----- Records for this task

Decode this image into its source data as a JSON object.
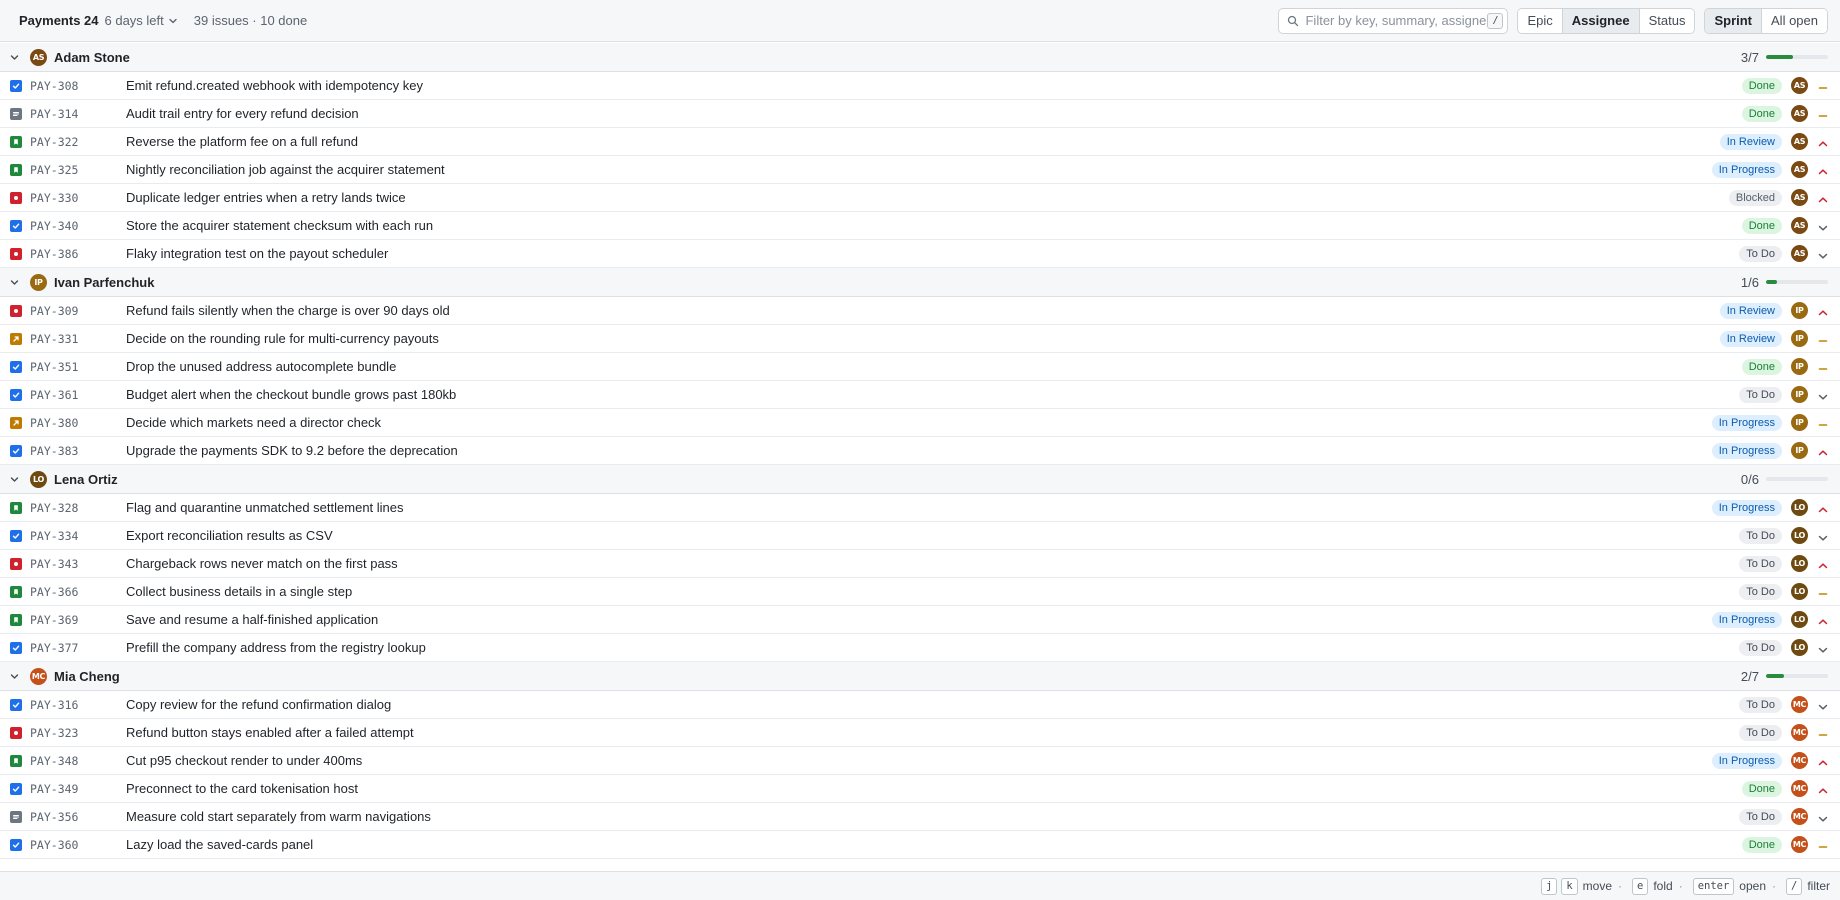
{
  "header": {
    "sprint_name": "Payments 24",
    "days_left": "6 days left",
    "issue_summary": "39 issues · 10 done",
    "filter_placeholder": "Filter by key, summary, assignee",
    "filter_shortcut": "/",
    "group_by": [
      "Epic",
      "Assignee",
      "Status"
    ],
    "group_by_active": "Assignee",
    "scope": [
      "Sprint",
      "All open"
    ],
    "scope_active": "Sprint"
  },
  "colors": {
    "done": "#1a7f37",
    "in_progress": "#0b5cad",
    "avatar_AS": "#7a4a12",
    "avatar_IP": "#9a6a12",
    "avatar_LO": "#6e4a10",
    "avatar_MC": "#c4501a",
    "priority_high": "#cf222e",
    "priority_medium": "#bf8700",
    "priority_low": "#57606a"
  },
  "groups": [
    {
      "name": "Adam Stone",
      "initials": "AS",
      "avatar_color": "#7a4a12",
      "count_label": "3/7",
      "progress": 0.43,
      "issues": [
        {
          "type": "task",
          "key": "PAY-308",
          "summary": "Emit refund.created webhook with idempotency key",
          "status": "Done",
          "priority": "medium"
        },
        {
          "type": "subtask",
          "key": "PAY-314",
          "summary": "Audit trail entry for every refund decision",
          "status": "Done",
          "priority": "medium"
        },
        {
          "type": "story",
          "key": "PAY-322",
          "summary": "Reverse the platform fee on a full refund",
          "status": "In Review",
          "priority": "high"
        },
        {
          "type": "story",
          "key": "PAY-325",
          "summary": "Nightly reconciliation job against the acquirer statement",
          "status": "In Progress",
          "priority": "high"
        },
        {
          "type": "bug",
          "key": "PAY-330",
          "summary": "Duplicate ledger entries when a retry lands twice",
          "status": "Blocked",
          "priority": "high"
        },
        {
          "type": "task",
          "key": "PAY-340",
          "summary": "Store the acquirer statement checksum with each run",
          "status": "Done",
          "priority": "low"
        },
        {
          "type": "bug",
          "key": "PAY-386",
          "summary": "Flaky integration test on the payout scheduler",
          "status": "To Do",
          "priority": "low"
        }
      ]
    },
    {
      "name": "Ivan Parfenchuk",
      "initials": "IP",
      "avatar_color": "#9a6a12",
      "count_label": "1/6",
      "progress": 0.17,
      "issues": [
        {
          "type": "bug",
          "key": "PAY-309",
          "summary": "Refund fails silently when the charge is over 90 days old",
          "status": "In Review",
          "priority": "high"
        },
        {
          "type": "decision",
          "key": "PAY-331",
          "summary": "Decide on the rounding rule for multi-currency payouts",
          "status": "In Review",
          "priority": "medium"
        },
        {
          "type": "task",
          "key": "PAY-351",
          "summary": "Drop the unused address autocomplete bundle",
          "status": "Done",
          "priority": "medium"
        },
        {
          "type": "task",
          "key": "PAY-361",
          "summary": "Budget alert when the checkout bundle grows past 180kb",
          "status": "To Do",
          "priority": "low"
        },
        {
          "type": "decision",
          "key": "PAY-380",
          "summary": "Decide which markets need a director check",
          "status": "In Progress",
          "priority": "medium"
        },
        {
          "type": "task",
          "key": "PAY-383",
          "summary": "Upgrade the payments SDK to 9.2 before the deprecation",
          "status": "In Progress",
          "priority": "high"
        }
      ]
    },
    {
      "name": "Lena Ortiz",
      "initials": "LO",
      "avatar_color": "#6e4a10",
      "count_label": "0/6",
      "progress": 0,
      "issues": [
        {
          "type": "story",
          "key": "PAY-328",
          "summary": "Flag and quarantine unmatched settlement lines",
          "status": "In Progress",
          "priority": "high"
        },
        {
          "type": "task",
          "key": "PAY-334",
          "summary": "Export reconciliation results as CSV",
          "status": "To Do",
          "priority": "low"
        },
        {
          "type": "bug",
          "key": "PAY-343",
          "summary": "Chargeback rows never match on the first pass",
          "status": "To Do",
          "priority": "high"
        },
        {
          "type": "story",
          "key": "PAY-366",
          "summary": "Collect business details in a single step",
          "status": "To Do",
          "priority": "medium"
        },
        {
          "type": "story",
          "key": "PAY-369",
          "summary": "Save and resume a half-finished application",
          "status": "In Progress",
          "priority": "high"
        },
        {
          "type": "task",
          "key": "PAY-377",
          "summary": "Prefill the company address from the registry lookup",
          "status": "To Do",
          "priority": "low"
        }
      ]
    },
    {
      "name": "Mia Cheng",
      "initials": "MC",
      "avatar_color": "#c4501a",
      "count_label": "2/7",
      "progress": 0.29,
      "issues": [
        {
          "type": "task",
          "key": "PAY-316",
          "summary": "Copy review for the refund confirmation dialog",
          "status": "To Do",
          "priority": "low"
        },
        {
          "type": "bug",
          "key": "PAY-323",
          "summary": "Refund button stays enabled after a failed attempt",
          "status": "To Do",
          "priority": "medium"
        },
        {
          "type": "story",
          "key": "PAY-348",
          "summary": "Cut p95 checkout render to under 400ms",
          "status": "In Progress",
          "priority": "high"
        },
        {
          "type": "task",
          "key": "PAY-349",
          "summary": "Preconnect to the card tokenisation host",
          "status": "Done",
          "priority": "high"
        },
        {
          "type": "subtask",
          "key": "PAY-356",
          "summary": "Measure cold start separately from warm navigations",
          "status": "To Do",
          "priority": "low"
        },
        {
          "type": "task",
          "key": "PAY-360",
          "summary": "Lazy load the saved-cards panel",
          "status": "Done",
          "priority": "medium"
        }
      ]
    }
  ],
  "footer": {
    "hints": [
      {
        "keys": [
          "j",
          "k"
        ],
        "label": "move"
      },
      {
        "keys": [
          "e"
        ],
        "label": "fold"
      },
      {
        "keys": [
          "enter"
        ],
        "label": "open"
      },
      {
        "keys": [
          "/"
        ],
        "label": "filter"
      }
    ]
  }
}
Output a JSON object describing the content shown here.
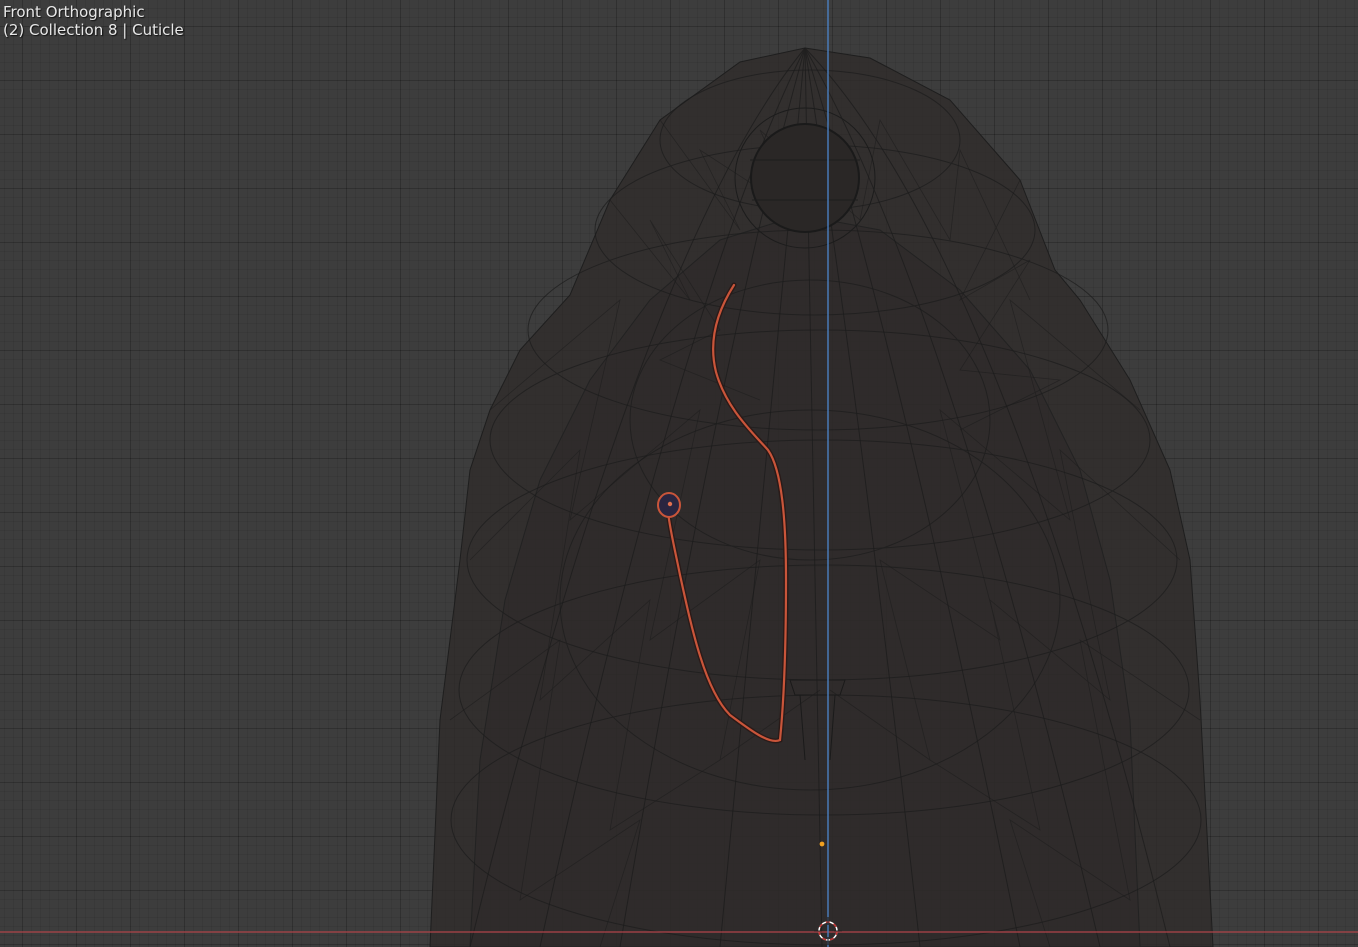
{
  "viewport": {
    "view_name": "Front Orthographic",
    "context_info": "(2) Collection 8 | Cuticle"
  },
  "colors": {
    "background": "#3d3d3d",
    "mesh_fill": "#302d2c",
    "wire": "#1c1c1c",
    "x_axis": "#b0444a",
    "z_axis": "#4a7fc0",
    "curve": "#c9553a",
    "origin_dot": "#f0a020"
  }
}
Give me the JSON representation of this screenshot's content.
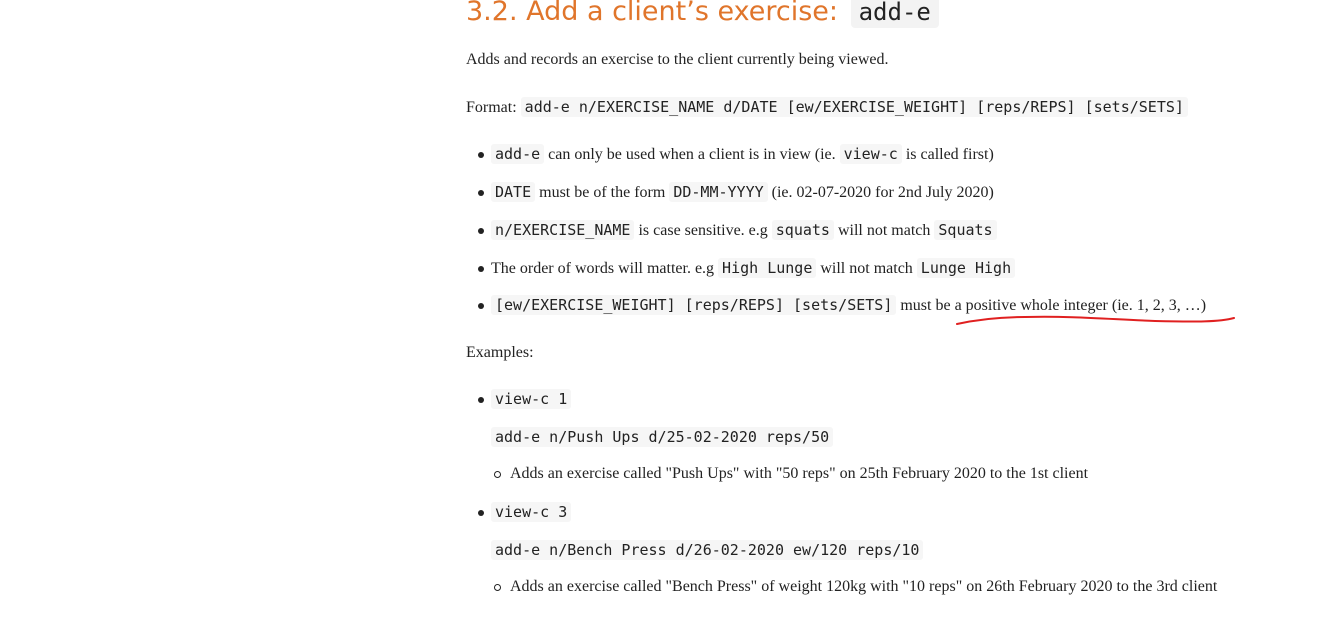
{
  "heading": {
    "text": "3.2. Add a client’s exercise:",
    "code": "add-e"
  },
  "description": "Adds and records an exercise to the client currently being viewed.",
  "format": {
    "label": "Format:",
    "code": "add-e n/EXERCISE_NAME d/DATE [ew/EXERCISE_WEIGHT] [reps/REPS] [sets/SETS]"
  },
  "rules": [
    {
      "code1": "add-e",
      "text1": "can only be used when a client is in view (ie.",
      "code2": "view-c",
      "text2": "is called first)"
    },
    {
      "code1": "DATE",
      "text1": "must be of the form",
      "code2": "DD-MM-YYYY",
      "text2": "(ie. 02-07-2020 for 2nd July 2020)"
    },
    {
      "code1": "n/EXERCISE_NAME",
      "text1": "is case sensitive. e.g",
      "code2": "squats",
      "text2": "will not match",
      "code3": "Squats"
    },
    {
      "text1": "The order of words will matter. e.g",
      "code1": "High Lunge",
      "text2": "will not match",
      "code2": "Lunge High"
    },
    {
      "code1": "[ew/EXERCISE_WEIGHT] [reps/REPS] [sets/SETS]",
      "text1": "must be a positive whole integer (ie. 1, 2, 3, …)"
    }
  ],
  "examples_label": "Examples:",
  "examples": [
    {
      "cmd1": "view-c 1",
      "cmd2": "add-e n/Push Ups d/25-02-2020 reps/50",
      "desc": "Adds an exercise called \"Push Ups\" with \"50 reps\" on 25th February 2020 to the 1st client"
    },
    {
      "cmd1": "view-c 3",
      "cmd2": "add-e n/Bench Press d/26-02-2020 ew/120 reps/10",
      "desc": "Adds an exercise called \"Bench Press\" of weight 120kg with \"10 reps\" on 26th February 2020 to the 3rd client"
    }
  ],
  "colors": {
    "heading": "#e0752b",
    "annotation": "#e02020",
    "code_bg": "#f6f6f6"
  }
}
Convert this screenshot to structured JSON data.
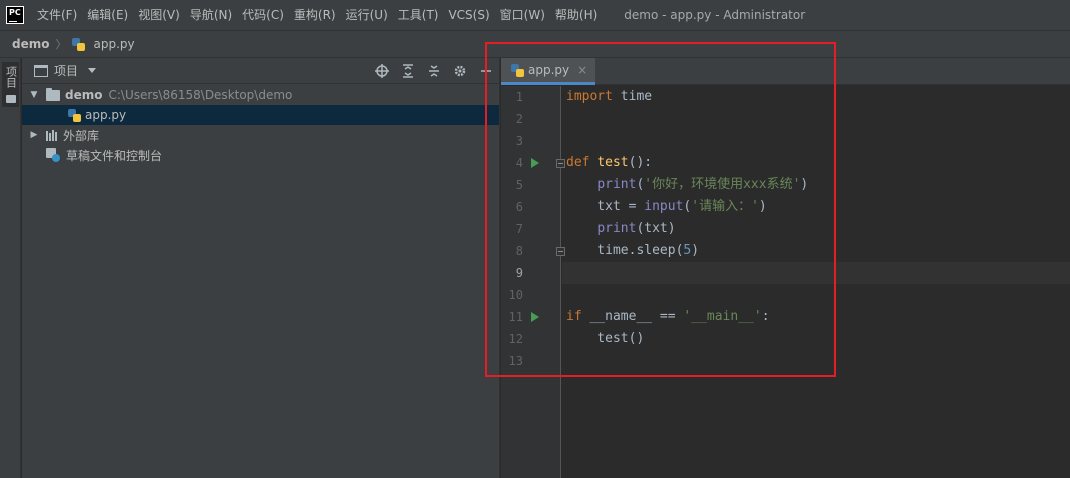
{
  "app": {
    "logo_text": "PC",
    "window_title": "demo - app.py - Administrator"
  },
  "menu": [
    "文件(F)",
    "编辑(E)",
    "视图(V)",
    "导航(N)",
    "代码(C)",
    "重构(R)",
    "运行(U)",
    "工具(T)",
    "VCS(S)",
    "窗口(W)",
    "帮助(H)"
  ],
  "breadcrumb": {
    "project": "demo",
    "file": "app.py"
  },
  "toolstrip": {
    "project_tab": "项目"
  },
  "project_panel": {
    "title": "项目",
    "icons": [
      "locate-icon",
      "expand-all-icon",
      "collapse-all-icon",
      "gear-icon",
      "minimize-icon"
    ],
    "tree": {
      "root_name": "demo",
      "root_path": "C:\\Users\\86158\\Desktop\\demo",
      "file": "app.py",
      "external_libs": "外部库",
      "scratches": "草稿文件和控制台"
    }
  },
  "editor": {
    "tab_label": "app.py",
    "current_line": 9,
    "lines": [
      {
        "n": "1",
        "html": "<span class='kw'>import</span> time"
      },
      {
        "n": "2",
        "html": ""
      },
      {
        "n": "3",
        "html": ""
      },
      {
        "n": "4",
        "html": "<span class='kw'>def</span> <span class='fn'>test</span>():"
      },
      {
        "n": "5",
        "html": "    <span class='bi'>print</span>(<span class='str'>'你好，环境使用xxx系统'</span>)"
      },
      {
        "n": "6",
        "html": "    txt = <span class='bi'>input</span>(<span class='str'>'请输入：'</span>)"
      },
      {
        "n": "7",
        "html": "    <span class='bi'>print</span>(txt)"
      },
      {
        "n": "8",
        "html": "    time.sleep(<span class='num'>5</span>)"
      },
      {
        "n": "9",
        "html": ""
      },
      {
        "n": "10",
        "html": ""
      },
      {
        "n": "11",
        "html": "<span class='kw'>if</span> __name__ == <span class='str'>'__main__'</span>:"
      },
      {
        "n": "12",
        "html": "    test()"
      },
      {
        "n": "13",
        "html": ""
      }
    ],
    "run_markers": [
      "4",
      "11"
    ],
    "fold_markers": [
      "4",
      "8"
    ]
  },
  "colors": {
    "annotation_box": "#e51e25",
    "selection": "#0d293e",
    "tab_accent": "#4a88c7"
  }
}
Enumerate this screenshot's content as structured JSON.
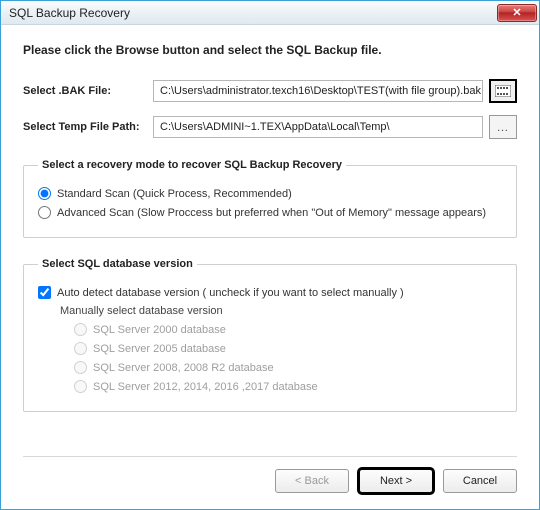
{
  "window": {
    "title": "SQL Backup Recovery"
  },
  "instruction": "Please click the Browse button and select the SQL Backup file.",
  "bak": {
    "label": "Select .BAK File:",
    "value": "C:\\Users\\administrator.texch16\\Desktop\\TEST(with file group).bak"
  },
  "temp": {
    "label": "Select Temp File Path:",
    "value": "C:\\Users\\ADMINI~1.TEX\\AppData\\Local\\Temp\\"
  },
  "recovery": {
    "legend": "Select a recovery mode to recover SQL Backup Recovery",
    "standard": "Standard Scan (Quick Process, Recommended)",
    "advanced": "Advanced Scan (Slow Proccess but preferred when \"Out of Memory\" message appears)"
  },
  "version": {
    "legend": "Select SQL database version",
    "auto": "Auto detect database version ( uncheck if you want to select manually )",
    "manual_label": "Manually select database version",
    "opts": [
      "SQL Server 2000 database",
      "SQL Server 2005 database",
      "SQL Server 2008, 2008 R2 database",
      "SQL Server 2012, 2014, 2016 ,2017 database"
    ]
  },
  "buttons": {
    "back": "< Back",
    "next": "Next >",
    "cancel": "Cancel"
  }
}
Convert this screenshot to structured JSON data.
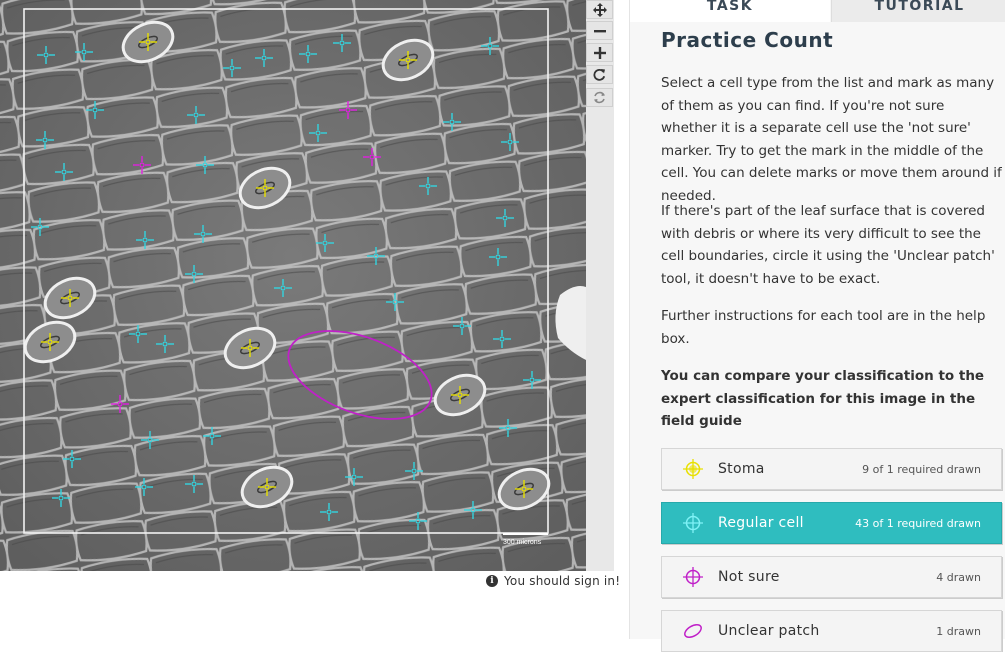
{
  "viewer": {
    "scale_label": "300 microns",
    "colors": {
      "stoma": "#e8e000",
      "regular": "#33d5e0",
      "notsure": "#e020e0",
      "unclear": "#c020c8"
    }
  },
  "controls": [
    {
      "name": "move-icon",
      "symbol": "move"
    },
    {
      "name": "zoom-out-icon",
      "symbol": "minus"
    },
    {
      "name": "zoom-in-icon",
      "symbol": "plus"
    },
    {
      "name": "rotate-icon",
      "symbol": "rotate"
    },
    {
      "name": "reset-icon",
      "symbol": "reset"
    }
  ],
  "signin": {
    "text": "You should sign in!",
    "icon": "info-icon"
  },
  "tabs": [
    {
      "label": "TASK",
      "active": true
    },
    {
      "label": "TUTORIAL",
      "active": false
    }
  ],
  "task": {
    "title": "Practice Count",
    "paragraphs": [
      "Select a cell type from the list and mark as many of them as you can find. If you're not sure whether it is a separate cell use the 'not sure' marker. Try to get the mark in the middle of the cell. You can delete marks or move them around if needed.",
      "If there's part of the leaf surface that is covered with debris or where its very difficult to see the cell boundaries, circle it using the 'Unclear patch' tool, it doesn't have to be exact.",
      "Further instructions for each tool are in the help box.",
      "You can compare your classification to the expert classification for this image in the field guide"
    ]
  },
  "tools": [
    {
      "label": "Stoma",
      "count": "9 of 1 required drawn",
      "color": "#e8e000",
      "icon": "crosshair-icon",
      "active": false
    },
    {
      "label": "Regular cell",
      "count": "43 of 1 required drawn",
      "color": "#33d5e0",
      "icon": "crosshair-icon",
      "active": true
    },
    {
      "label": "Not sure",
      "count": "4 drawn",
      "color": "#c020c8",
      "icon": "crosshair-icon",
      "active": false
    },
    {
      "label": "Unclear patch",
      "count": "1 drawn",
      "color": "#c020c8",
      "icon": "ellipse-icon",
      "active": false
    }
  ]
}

----------

__Task details__
Read the entries above, then pull out the lines that include "span".

__Final answer__
        "html": "<span class='kw'>import</span> time"
        "html": "<span class='kw'>def</span> <span class='fn'>test</span>():"
        "html": "    <span class='bi'>print</span>(<span class='str'>'你好，环境使用xxx系统'</span>)"
        "html": "    txt = <span class='bi'>input</span>(<span class='str'>'请输入：'</span>)"
        "html": "    <span class='bi'>print</span>(txt)"
        "html": "    time.sleep(<span class='num'>5</span>)"
        "html": "<span class='kw'>if</span> __name__ == <span class='str'>'__main__'</span>:"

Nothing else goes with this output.